§ **Aim**
All entries are to be given again verbatim.

--- Start ---

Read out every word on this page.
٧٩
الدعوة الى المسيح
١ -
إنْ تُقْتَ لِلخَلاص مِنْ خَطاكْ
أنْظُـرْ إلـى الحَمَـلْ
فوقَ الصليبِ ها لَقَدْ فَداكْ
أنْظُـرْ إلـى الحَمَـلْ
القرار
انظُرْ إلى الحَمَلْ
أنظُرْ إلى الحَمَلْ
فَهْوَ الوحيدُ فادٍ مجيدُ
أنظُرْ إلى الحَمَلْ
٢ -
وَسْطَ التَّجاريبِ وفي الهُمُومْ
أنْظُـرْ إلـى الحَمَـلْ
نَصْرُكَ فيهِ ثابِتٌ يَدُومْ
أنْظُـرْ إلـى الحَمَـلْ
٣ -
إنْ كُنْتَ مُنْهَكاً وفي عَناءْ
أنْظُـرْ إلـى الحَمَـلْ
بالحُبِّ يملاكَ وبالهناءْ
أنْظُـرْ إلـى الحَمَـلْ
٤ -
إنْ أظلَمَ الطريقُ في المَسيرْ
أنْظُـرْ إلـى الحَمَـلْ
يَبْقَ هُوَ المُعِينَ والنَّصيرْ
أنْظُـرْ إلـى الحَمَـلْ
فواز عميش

--- End ---

§ **Full solution**
Read out every word on this page.
٧٩
الدعوة الى المسيح
١ -
إنْ تُقْتَ لِلخَلاص مِنْ خَطاكْ
أنْظُـرْ إلـى الحَمَـلْ
فوقَ الصليبِ ها لَقَدْ فَداكْ
أنْظُـرْ إلـى الحَمَـلْ
القرار
انظُرْ إلى الحَمَلْ
أنظُرْ إلى الحَمَلْ
فَهْوَ الوحيدُ فادٍ مجيدُ
أنظُرْ إلى الحَمَلْ
٢ -
وَسْطَ التَّجاريبِ وفي الهُمُومْ
أنْظُـرْ إلـى الحَمَـلْ
نَصْرُكَ فيهِ ثابِتٌ يَدُومْ
أنْظُـرْ إلـى الحَمَـلْ
٣ -
إنْ كُنْتَ مُنْهَكاً وفي عَناءْ
أنْظُـرْ إلـى الحَمَـلْ
بالحُبِّ يملاكَ وبالهناءْ
أنْظُـرْ إلـى الحَمَـلْ
٤ -
إنْ أظلَمَ الطريقُ في المَسيرْ
أنْظُـرْ إلـى الحَمَـلْ
يَبْقَ هُوَ المُعِينَ والنَّصيرْ
أنْظُـرْ إلـى الحَمَـلْ
فواز عميش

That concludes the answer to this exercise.